* Start Excerpted records *
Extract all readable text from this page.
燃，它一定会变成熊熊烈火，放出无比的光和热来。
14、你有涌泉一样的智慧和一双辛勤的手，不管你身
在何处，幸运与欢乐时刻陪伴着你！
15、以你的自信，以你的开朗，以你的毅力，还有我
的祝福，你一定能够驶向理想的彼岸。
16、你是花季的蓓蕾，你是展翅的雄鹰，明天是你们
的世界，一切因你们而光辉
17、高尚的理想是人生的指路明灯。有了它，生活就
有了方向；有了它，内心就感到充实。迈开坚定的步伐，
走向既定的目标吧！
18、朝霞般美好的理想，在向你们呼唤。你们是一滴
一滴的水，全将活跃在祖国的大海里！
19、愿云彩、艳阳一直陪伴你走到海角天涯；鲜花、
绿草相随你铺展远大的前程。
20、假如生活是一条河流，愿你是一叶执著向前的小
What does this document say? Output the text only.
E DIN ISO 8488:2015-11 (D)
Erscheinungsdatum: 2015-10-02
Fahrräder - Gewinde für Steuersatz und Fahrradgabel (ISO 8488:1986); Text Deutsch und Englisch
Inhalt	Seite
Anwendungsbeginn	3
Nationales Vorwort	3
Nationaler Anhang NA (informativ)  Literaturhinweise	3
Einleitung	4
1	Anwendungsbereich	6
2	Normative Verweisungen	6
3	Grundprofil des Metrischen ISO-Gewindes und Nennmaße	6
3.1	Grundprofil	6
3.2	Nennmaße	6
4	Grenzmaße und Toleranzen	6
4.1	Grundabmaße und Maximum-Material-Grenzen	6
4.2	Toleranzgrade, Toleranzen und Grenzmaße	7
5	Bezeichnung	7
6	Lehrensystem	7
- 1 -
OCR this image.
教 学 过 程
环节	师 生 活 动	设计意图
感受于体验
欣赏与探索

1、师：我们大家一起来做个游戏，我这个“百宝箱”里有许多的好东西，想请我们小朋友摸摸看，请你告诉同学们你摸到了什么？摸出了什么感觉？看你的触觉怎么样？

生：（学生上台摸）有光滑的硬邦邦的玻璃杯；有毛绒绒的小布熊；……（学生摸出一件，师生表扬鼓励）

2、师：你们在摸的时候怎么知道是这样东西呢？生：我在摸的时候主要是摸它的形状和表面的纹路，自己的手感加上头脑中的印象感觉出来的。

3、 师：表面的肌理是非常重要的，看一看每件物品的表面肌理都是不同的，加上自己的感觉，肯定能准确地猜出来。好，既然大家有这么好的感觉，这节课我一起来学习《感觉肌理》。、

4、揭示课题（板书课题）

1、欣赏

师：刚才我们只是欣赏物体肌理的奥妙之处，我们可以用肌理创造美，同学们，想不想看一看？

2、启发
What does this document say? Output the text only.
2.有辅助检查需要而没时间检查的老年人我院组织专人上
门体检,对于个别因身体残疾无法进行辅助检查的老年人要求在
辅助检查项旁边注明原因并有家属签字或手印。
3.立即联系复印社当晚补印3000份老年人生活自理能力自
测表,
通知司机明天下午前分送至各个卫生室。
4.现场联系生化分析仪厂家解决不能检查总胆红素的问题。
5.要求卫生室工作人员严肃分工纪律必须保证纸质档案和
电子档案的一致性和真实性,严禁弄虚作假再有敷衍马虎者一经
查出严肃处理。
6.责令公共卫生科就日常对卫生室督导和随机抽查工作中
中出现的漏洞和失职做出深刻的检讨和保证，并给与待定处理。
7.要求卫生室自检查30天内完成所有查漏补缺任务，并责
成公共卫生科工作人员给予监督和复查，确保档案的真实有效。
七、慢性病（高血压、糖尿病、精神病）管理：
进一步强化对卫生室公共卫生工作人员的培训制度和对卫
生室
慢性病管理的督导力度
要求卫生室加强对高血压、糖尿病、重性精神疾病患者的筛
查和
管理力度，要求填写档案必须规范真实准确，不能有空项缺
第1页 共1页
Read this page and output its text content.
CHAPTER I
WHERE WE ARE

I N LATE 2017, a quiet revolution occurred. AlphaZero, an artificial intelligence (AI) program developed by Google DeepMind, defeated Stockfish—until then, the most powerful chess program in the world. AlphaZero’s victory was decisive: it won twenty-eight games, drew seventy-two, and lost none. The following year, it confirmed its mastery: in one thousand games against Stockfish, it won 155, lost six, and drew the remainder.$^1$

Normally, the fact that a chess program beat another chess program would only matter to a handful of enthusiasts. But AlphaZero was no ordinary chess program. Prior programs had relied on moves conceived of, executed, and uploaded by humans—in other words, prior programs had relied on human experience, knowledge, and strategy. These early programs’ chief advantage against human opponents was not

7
* End Excerpted records *
- Given task -
Locate all lines in the listing above with the word "Nennmaße" and copy them.

- Correct response -
3	Grundprofil des Metrischen ISO-Gewindes und Nennmaße	6
3.2	Nennmaße	6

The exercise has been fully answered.